Excerpt from a dataset
>>>
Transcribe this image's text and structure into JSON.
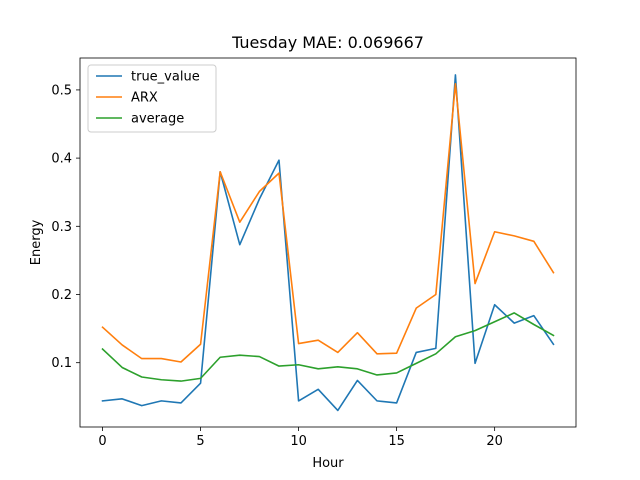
{
  "chart_data": {
    "type": "line",
    "title": "Tuesday MAE: 0.069667",
    "xlabel": "Hour",
    "ylabel": "Energy",
    "xlim": [
      -1.15,
      24.15
    ],
    "ylim": [
      0.0057,
      0.5468
    ],
    "xticks": [
      0,
      5,
      10,
      15,
      20
    ],
    "yticks": [
      0.1,
      0.2,
      0.3,
      0.4,
      0.5
    ],
    "grid": false,
    "legend_position": "top-left",
    "x": [
      0,
      1,
      2,
      3,
      4,
      5,
      6,
      7,
      8,
      9,
      10,
      11,
      12,
      13,
      14,
      15,
      16,
      17,
      18,
      19,
      20,
      21,
      22,
      23
    ],
    "series": [
      {
        "name": "true_value",
        "color": "#1f77b4",
        "values": [
          0.044,
          0.047,
          0.037,
          0.044,
          0.041,
          0.07,
          0.38,
          0.273,
          0.34,
          0.397,
          0.044,
          0.061,
          0.03,
          0.074,
          0.044,
          0.041,
          0.115,
          0.121,
          0.522,
          0.099,
          0.185,
          0.158,
          0.169,
          0.127
        ]
      },
      {
        "name": "ARX",
        "color": "#ff7f0e",
        "values": [
          0.152,
          0.126,
          0.106,
          0.106,
          0.101,
          0.127,
          0.38,
          0.306,
          0.351,
          0.378,
          0.128,
          0.133,
          0.115,
          0.144,
          0.113,
          0.114,
          0.18,
          0.2,
          0.509,
          0.216,
          0.292,
          0.286,
          0.278,
          0.232
        ]
      },
      {
        "name": "average",
        "color": "#2ca02c",
        "values": [
          0.12,
          0.093,
          0.079,
          0.075,
          0.073,
          0.077,
          0.108,
          0.111,
          0.109,
          0.095,
          0.097,
          0.091,
          0.094,
          0.091,
          0.082,
          0.085,
          0.099,
          0.113,
          0.138,
          0.147,
          0.16,
          0.173,
          0.156,
          0.14
        ]
      }
    ]
  }
}
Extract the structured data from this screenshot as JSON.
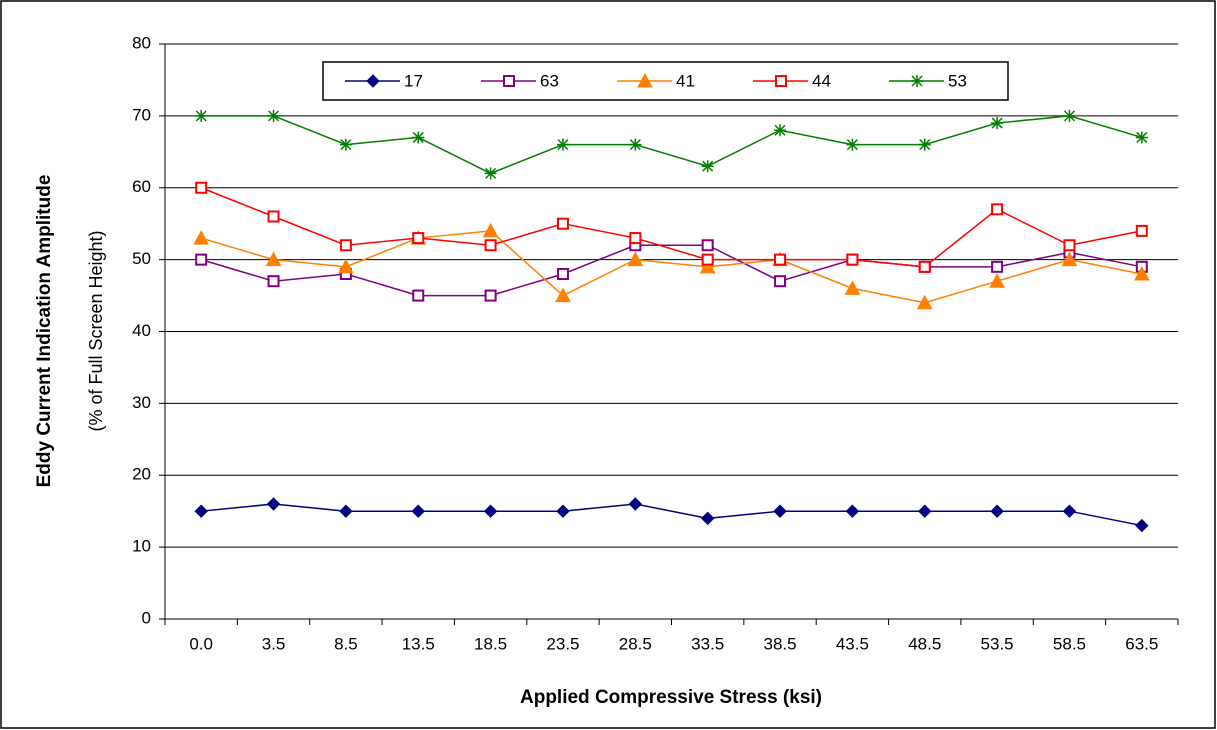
{
  "chart_data": {
    "type": "line",
    "xlabel": "Applied Compressive Stress (ksi)",
    "ylabel": [
      "Eddy Current Indication Amplitude",
      "(% of Full Screen Height)"
    ],
    "categories": [
      "0.0",
      "3.5",
      "8.5",
      "13.5",
      "18.5",
      "23.5",
      "28.5",
      "33.5",
      "38.5",
      "43.5",
      "48.5",
      "53.5",
      "58.5",
      "63.5"
    ],
    "series": [
      {
        "name": "17",
        "color": "#000080",
        "marker": "diamond",
        "values": [
          15,
          16,
          15,
          15,
          15,
          15,
          16,
          14,
          15,
          15,
          15,
          15,
          15,
          13
        ]
      },
      {
        "name": "63",
        "color": "#800080",
        "marker": "square",
        "values": [
          50,
          47,
          48,
          45,
          45,
          48,
          52,
          52,
          47,
          50,
          49,
          49,
          51,
          49
        ]
      },
      {
        "name": "41",
        "color": "#ff8000",
        "marker": "triangle",
        "values": [
          53,
          50,
          49,
          53,
          54,
          45,
          50,
          49,
          50,
          46,
          44,
          47,
          50,
          48
        ]
      },
      {
        "name": "44",
        "color": "#ff0000",
        "marker": "square",
        "values": [
          60,
          56,
          52,
          53,
          52,
          55,
          53,
          50,
          50,
          50,
          49,
          57,
          52,
          54
        ]
      },
      {
        "name": "53",
        "color": "#008000",
        "marker": "star",
        "values": [
          70,
          70,
          66,
          67,
          62,
          66,
          66,
          63,
          68,
          66,
          66,
          69,
          70,
          67
        ]
      }
    ],
    "ylim": [
      0,
      80
    ],
    "yticks": [
      0,
      10,
      20,
      30,
      40,
      50,
      60,
      70,
      80
    ],
    "grid": true,
    "legend": "top"
  }
}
<<<
▶ [Exercise directions] Return the full material word for word. Do not include the pictures.

▶ [Exercise solution]
Transcribe this image's text and structure into JSON.
{
  "chart_data": {
    "type": "line",
    "title": "Tuesday MAE: 0.069667",
    "xlabel": "Hour",
    "ylabel": "Energy",
    "xlim": [
      -1.15,
      24.15
    ],
    "ylim": [
      0.0057,
      0.5468
    ],
    "xticks": [
      0,
      5,
      10,
      15,
      20
    ],
    "yticks": [
      0.1,
      0.2,
      0.3,
      0.4,
      0.5
    ],
    "grid": false,
    "legend_position": "top-left",
    "x": [
      0,
      1,
      2,
      3,
      4,
      5,
      6,
      7,
      8,
      9,
      10,
      11,
      12,
      13,
      14,
      15,
      16,
      17,
      18,
      19,
      20,
      21,
      22,
      23
    ],
    "series": [
      {
        "name": "true_value",
        "color": "#1f77b4",
        "values": [
          0.044,
          0.047,
          0.037,
          0.044,
          0.041,
          0.07,
          0.38,
          0.273,
          0.34,
          0.397,
          0.044,
          0.061,
          0.03,
          0.074,
          0.044,
          0.041,
          0.115,
          0.121,
          0.522,
          0.099,
          0.185,
          0.158,
          0.169,
          0.127
        ]
      },
      {
        "name": "ARX",
        "color": "#ff7f0e",
        "values": [
          0.152,
          0.126,
          0.106,
          0.106,
          0.101,
          0.127,
          0.38,
          0.306,
          0.351,
          0.378,
          0.128,
          0.133,
          0.115,
          0.144,
          0.113,
          0.114,
          0.18,
          0.2,
          0.509,
          0.216,
          0.292,
          0.286,
          0.278,
          0.232
        ]
      },
      {
        "name": "average",
        "color": "#2ca02c",
        "values": [
          0.12,
          0.093,
          0.079,
          0.075,
          0.073,
          0.077,
          0.108,
          0.111,
          0.109,
          0.095,
          0.097,
          0.091,
          0.094,
          0.091,
          0.082,
          0.085,
          0.099,
          0.113,
          0.138,
          0.147,
          0.16,
          0.173,
          0.156,
          0.14
        ]
      }
    ]
  }
}
Extract the structured data from this screenshot as JSON.
{
  "chart_data": {
    "type": "line",
    "xlabel": "Applied Compressive Stress (ksi)",
    "ylabel": [
      "Eddy Current Indication Amplitude",
      "(% of Full Screen Height)"
    ],
    "categories": [
      "0.0",
      "3.5",
      "8.5",
      "13.5",
      "18.5",
      "23.5",
      "28.5",
      "33.5",
      "38.5",
      "43.5",
      "48.5",
      "53.5",
      "58.5",
      "63.5"
    ],
    "series": [
      {
        "name": "17",
        "color": "#000080",
        "marker": "diamond",
        "values": [
          15,
          16,
          15,
          15,
          15,
          15,
          16,
          14,
          15,
          15,
          15,
          15,
          15,
          13
        ]
      },
      {
        "name": "63",
        "color": "#800080",
        "marker": "square",
        "values": [
          50,
          47,
          48,
          45,
          45,
          48,
          52,
          52,
          47,
          50,
          49,
          49,
          51,
          49
        ]
      },
      {
        "name": "41",
        "color": "#ff8000",
        "marker": "triangle",
        "values": [
          53,
          50,
          49,
          53,
          54,
          45,
          50,
          49,
          50,
          46,
          44,
          47,
          50,
          48
        ]
      },
      {
        "name": "44",
        "color": "#ff0000",
        "marker": "square",
        "values": [
          60,
          56,
          52,
          53,
          52,
          55,
          53,
          50,
          50,
          50,
          49,
          57,
          52,
          54
        ]
      },
      {
        "name": "53",
        "color": "#008000",
        "marker": "star",
        "values": [
          70,
          70,
          66,
          67,
          62,
          66,
          66,
          63,
          68,
          66,
          66,
          69,
          70,
          67
        ]
      }
    ],
    "ylim": [
      0,
      80
    ],
    "yticks": [
      0,
      10,
      20,
      30,
      40,
      50,
      60,
      70,
      80
    ],
    "grid": true,
    "legend": "top"
  }
}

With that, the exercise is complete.